[PROBLEM TO WORK ON]:
State how many lines in the listing below include the word "session", and add nothing besides the number.

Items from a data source
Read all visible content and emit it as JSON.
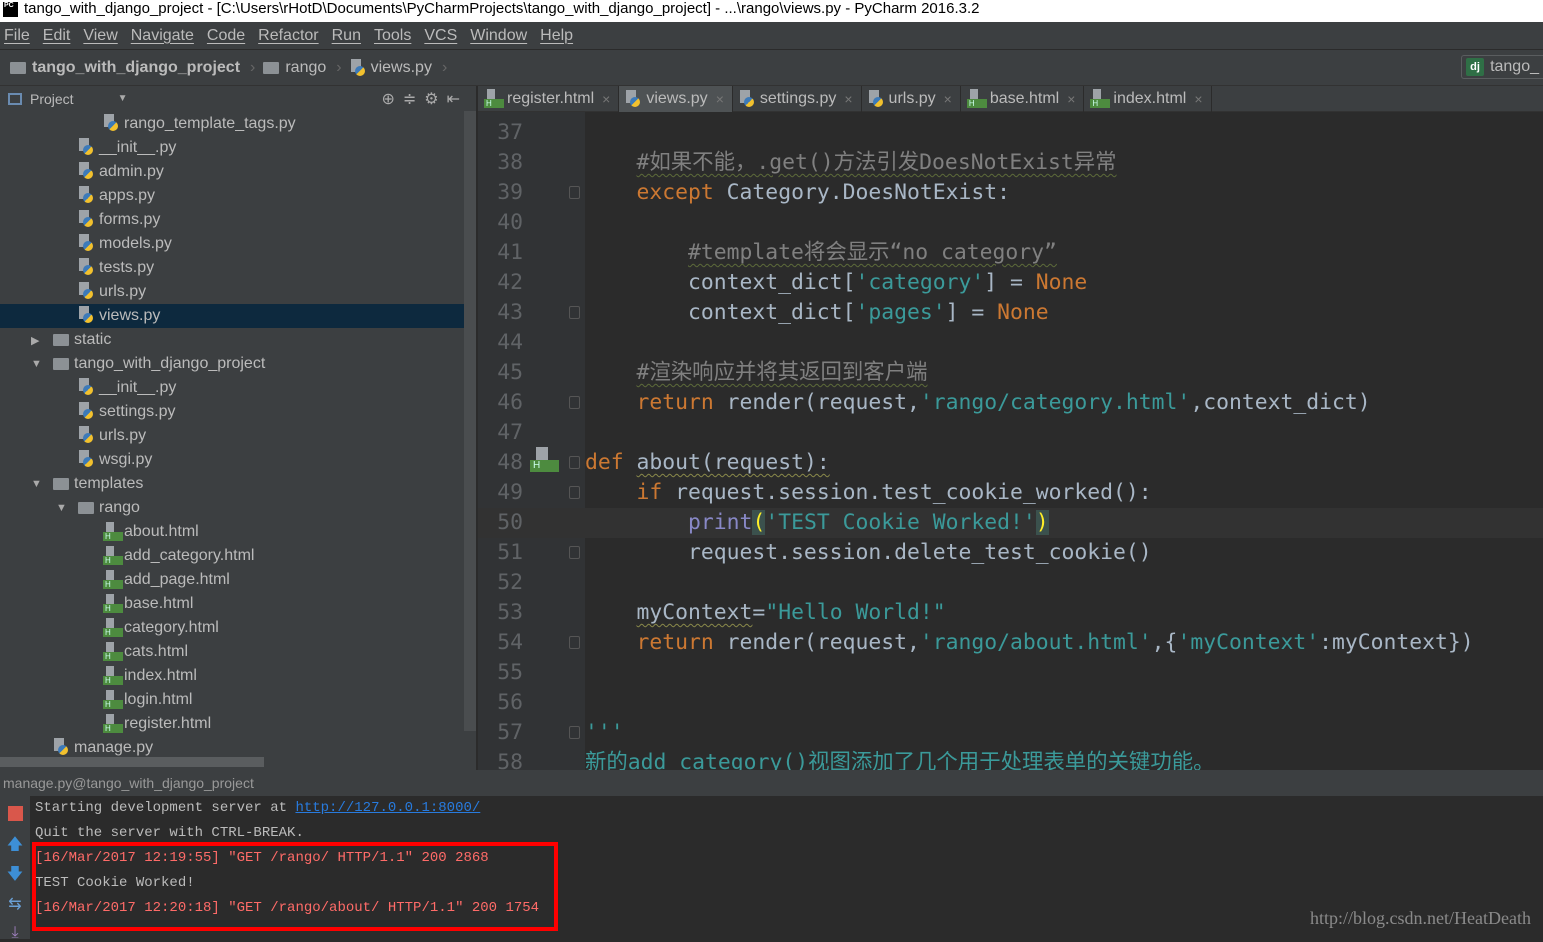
{
  "window": {
    "title": "tango_with_django_project - [C:\\Users\\rHotD\\Documents\\PyCharmProjects\\tango_with_django_project] - ...\\rango\\views.py - PyCharm 2016.3.2",
    "logo": "PC"
  },
  "menu": [
    "File",
    "Edit",
    "View",
    "Navigate",
    "Code",
    "Refactor",
    "Run",
    "Tools",
    "VCS",
    "Window",
    "Help"
  ],
  "breadcrumb": [
    "tango_with_django_project",
    "rango",
    "views.py"
  ],
  "run_config": {
    "icon": "dj",
    "label": "tango_"
  },
  "project_panel": {
    "title": "Project",
    "selected": "views.py"
  },
  "tree": [
    {
      "label": "rango_template_tags.py",
      "type": "py",
      "level": 4
    },
    {
      "label": "__init__.py",
      "type": "py",
      "level": 3
    },
    {
      "label": "admin.py",
      "type": "py",
      "level": 3
    },
    {
      "label": "apps.py",
      "type": "py",
      "level": 3
    },
    {
      "label": "forms.py",
      "type": "py",
      "level": 3
    },
    {
      "label": "models.py",
      "type": "py",
      "level": 3
    },
    {
      "label": "tests.py",
      "type": "py",
      "level": 3
    },
    {
      "label": "urls.py",
      "type": "py",
      "level": 3
    },
    {
      "label": "views.py",
      "type": "py",
      "level": 3,
      "selected": true
    },
    {
      "label": "static",
      "type": "folder",
      "level": 2,
      "expanded": false
    },
    {
      "label": "tango_with_django_project",
      "type": "folder",
      "level": 2,
      "expanded": true
    },
    {
      "label": "__init__.py",
      "type": "py",
      "level": 3
    },
    {
      "label": "settings.py",
      "type": "py",
      "level": 3
    },
    {
      "label": "urls.py",
      "type": "py",
      "level": 3
    },
    {
      "label": "wsgi.py",
      "type": "py",
      "level": 3
    },
    {
      "label": "templates",
      "type": "folder",
      "level": 2,
      "expanded": true
    },
    {
      "label": "rango",
      "type": "folder",
      "level": 3,
      "expanded": true
    },
    {
      "label": "about.html",
      "type": "html",
      "level": 4
    },
    {
      "label": "add_category.html",
      "type": "html",
      "level": 4
    },
    {
      "label": "add_page.html",
      "type": "html",
      "level": 4
    },
    {
      "label": "base.html",
      "type": "html",
      "level": 4
    },
    {
      "label": "category.html",
      "type": "html",
      "level": 4
    },
    {
      "label": "cats.html",
      "type": "html",
      "level": 4
    },
    {
      "label": "index.html",
      "type": "html",
      "level": 4
    },
    {
      "label": "login.html",
      "type": "html",
      "level": 4
    },
    {
      "label": "register.html",
      "type": "html",
      "level": 4
    },
    {
      "label": "manage.py",
      "type": "py",
      "level": 2
    }
  ],
  "tabs": [
    {
      "label": "register.html",
      "type": "html"
    },
    {
      "label": "views.py",
      "type": "py",
      "active": true
    },
    {
      "label": "settings.py",
      "type": "py"
    },
    {
      "label": "urls.py",
      "type": "py"
    },
    {
      "label": "base.html",
      "type": "html"
    },
    {
      "label": "index.html",
      "type": "html"
    }
  ],
  "editor": {
    "current_line": 50,
    "lines": [
      {
        "n": "37",
        "t": []
      },
      {
        "n": "38",
        "t": [
          [
            "plain",
            "    "
          ],
          [
            "cmt",
            "#如果不能，.get()方法引发DoesNotExist异常"
          ]
        ]
      },
      {
        "n": "39",
        "fold": true,
        "t": [
          [
            "plain",
            "    "
          ],
          [
            "kw",
            "except"
          ],
          [
            "plain",
            " Category.DoesNotExist:"
          ]
        ]
      },
      {
        "n": "40",
        "t": []
      },
      {
        "n": "41",
        "t": [
          [
            "plain",
            "        "
          ],
          [
            "cmt",
            "#template将会显示“no category”"
          ]
        ]
      },
      {
        "n": "42",
        "t": [
          [
            "plain",
            "        context_dict["
          ],
          [
            "str",
            "'category'"
          ],
          [
            "plain",
            "] = "
          ],
          [
            "kw",
            "None"
          ]
        ]
      },
      {
        "n": "43",
        "fold": true,
        "t": [
          [
            "plain",
            "        context_dict["
          ],
          [
            "str",
            "'pages'"
          ],
          [
            "plain",
            "] = "
          ],
          [
            "kw",
            "None"
          ]
        ]
      },
      {
        "n": "44",
        "t": []
      },
      {
        "n": "45",
        "t": [
          [
            "plain",
            "    "
          ],
          [
            "cmt",
            "#渲染响应并将其返回到客户端"
          ]
        ]
      },
      {
        "n": "46",
        "fold": true,
        "t": [
          [
            "plain",
            "    "
          ],
          [
            "kw",
            "return"
          ],
          [
            "plain",
            " render(request,"
          ],
          [
            "str",
            "'rango/category.html'"
          ],
          [
            "plain",
            ",context_dict)"
          ]
        ]
      },
      {
        "n": "47",
        "t": []
      },
      {
        "n": "48",
        "fold": true,
        "t": [
          [
            "kw",
            "def"
          ],
          [
            "plain",
            " "
          ],
          [
            "warn",
            "about(request):"
          ]
        ]
      },
      {
        "n": "49",
        "fold": true,
        "t": [
          [
            "plain",
            "    "
          ],
          [
            "kw",
            "if"
          ],
          [
            "plain",
            " request.session.test_cookie_worked():"
          ]
        ]
      },
      {
        "n": "50",
        "t": [
          [
            "plain",
            "        "
          ],
          [
            "bi",
            "print"
          ],
          [
            "paren",
            "("
          ],
          [
            "str",
            "'TEST Cookie Worked!'"
          ],
          [
            "paren",
            ")"
          ]
        ]
      },
      {
        "n": "51",
        "fold": true,
        "t": [
          [
            "plain",
            "        request.session.delete_test_cookie()"
          ]
        ]
      },
      {
        "n": "52",
        "t": []
      },
      {
        "n": "53",
        "t": [
          [
            "plain",
            "    "
          ],
          [
            "warn",
            "myContext"
          ],
          [
            "plain",
            "="
          ],
          [
            "str",
            "\"Hello World!\""
          ]
        ]
      },
      {
        "n": "54",
        "fold": true,
        "t": [
          [
            "plain",
            "    "
          ],
          [
            "kw",
            "return"
          ],
          [
            "plain",
            " render(request,"
          ],
          [
            "str",
            "'rango/about.html'"
          ],
          [
            "plain",
            ",{"
          ],
          [
            "str",
            "'myContext'"
          ],
          [
            "plain",
            ":myContext})"
          ]
        ]
      },
      {
        "n": "55",
        "t": []
      },
      {
        "n": "56",
        "t": []
      },
      {
        "n": "57",
        "fold": true,
        "t": [
          [
            "doc",
            "'''"
          ]
        ]
      },
      {
        "n": "58",
        "t": [
          [
            "doc",
            "新的add_category()视图添加了几个用于处理表单的关键功能。"
          ]
        ]
      }
    ]
  },
  "run_panel": {
    "title": "manage.py@tango_with_django_project",
    "lines": [
      {
        "text": "Starting development server at ",
        "link": "http://127.0.0.1:8000/",
        "kind": "normal"
      },
      {
        "text": "Quit the server with CTRL-BREAK.",
        "kind": "normal"
      },
      {
        "text": "[16/Mar/2017 12:19:55] \"GET /rango/ HTTP/1.1\" 200 2868",
        "kind": "err"
      },
      {
        "text": "TEST Cookie Worked!",
        "kind": "normal"
      },
      {
        "text": "[16/Mar/2017 12:20:18] \"GET /rango/about/ HTTP/1.1\" 200 1754",
        "kind": "err"
      }
    ]
  },
  "watermark": "http://blog.csdn.net/HeatDeath"
}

[OUTPUT OF THE EXERCISE]:
2